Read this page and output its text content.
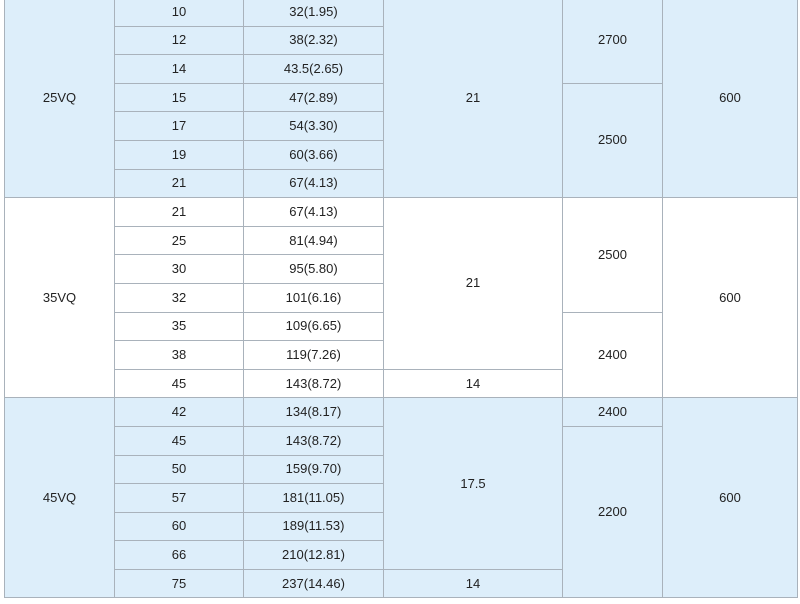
25VQ	10	32(1.95)	21	2700	600
	12	38(2.32)			
	14	43.5(2.65)			
	15	47(2.89)		2500	
	17	54(3.30)			
	19	60(3.66)			
	21	67(4.13)			
35VQ	21	67(4.13)	21	2500	600
	25	81(4.94)			
	30	95(5.80)			
	32	101(6.16)			
	35	109(6.65)		2400	
	38	119(7.26)			
	45	143(8.72)	14		
45VQ	42	134(8.17)	17.5	2400	600
	45	143(8.72)		2200	
	50	159(9.70)			
	57	181(11.05)			
	60	189(11.53)			
	66	210(12.81)			
	75	237(14.46)	14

= = = =

**DIRECTIVE:** Copy each line of the records precisely and drop any images they hold.

**THE REPLY:**
Read this page and output its text content.
25VQ	10	32(1.95)	21	2700	600
	12	38(2.32)			
	14	43.5(2.65)			
	15	47(2.89)		2500	
	17	54(3.30)			
	19	60(3.66)			
	21	67(4.13)			
35VQ	21	67(4.13)	21	2500	600
	25	81(4.94)			
	30	95(5.80)			
	32	101(6.16)			
	35	109(6.65)		2400	
	38	119(7.26)			
	45	143(8.72)	14		
45VQ	42	134(8.17)	17.5	2400	600
	45	143(8.72)		2200	
	50	159(9.70)			
	57	181(11.05)			
	60	189(11.53)			
	66	210(12.81)			
	75	237(14.46)	14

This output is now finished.